··· DATA FOR THIS EXERCISE ···

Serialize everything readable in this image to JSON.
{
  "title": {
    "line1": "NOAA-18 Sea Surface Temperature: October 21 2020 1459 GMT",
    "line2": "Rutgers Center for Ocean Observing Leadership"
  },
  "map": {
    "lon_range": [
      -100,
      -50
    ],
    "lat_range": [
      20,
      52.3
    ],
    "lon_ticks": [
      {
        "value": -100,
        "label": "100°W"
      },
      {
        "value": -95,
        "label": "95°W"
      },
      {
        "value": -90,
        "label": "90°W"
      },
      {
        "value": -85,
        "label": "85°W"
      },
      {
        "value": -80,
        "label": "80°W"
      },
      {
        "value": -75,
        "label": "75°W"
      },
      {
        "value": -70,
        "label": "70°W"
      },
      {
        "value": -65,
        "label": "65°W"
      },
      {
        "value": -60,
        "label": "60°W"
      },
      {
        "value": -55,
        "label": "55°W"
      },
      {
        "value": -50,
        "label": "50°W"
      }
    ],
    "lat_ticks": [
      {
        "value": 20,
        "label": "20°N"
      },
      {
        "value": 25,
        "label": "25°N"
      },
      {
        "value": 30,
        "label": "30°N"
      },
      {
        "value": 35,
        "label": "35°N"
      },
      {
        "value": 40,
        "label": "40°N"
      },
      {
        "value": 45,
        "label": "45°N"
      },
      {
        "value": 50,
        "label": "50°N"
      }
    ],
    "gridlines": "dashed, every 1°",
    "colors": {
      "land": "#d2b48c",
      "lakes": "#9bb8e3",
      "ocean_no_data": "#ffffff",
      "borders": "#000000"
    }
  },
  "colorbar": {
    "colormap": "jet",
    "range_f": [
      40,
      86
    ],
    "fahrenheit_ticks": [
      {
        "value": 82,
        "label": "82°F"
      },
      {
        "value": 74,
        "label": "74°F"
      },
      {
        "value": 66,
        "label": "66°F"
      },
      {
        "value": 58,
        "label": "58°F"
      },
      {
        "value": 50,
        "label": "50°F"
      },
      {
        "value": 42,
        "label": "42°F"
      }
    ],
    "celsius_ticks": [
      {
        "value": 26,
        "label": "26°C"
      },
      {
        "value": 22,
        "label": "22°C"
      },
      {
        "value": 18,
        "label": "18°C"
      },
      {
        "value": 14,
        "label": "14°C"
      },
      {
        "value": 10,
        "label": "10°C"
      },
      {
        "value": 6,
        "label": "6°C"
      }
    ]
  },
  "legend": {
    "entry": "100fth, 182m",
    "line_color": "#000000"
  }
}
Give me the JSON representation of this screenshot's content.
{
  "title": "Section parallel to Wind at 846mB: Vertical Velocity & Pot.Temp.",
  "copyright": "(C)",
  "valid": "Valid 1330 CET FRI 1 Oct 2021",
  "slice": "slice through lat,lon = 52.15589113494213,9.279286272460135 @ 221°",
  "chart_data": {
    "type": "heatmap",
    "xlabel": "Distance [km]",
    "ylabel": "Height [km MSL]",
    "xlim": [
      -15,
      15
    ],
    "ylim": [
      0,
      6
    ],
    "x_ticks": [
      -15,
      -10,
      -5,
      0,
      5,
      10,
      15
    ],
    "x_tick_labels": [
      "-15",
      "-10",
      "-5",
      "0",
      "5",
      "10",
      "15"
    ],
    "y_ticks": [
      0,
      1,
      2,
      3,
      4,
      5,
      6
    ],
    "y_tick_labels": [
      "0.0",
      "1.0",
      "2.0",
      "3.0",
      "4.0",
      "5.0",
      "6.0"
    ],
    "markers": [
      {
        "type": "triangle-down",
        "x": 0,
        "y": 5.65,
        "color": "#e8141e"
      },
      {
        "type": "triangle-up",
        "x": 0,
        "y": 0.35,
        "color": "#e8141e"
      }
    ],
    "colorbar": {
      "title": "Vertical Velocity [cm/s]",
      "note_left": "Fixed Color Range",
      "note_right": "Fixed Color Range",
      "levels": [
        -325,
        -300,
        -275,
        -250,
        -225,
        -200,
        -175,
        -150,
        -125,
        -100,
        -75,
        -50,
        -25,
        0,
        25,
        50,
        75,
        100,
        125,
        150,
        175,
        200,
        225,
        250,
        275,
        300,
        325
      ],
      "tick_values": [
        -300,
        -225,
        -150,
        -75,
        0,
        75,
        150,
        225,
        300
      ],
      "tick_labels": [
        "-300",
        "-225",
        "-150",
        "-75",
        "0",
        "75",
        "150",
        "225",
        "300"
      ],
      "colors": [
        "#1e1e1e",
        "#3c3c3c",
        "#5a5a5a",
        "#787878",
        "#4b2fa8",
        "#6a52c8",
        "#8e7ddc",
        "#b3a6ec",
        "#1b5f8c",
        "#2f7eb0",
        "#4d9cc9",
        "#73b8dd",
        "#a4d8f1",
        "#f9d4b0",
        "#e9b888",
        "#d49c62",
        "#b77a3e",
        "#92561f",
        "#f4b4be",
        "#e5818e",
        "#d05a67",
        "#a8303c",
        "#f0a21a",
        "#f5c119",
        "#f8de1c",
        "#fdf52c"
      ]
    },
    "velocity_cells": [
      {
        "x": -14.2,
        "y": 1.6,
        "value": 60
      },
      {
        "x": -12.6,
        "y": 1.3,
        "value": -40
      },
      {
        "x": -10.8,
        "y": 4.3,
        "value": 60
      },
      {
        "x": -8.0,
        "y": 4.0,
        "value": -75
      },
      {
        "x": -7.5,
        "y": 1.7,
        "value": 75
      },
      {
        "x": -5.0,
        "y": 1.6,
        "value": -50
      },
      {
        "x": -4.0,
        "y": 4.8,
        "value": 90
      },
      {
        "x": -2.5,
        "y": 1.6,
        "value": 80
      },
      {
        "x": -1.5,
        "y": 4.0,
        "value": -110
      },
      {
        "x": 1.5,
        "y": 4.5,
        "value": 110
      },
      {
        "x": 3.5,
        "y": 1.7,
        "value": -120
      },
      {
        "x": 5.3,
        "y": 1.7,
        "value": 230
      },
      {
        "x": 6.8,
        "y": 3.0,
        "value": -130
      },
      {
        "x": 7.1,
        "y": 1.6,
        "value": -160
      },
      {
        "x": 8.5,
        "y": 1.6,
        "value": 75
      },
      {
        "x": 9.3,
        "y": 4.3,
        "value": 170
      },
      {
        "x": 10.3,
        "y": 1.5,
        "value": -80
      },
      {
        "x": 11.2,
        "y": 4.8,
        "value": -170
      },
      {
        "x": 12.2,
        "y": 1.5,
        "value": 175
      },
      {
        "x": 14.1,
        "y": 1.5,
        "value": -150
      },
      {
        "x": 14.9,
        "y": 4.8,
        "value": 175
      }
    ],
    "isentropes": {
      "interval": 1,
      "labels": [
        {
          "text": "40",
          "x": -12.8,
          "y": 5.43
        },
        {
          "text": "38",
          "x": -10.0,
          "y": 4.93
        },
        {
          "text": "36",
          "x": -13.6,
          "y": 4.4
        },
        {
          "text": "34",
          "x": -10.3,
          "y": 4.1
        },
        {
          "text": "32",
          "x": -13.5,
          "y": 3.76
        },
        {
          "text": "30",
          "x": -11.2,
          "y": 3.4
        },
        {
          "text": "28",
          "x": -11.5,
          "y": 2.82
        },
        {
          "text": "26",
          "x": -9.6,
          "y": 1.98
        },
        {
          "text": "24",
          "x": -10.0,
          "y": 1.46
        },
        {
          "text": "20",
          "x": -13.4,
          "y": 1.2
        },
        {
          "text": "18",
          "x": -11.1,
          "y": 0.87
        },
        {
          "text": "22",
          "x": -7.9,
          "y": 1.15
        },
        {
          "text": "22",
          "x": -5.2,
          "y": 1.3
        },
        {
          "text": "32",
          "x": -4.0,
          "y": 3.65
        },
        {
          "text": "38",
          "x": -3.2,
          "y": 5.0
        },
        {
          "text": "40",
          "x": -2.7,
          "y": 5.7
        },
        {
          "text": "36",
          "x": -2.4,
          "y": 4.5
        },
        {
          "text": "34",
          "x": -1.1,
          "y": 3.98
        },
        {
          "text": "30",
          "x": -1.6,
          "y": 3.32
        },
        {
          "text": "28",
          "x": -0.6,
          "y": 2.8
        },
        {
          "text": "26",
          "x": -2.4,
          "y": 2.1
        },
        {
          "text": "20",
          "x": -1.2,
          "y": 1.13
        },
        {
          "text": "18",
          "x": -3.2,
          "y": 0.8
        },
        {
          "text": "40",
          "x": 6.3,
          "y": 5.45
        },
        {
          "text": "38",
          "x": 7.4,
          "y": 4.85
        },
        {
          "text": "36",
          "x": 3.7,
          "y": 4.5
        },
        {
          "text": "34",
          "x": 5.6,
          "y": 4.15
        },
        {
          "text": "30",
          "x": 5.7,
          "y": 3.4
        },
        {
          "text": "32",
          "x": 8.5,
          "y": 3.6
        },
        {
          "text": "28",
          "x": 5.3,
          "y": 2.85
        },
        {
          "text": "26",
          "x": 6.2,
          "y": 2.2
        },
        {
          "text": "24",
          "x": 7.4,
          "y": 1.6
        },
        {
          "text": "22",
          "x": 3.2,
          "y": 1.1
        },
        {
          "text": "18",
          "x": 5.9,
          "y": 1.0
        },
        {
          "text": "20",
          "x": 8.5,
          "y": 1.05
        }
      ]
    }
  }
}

···

WHAT IS REQUIRED:
Return, from the data, each line that has the word "triangle" in it.

TASK SOLUTION:
        "type": "triangle-down",
        "type": "triangle-up",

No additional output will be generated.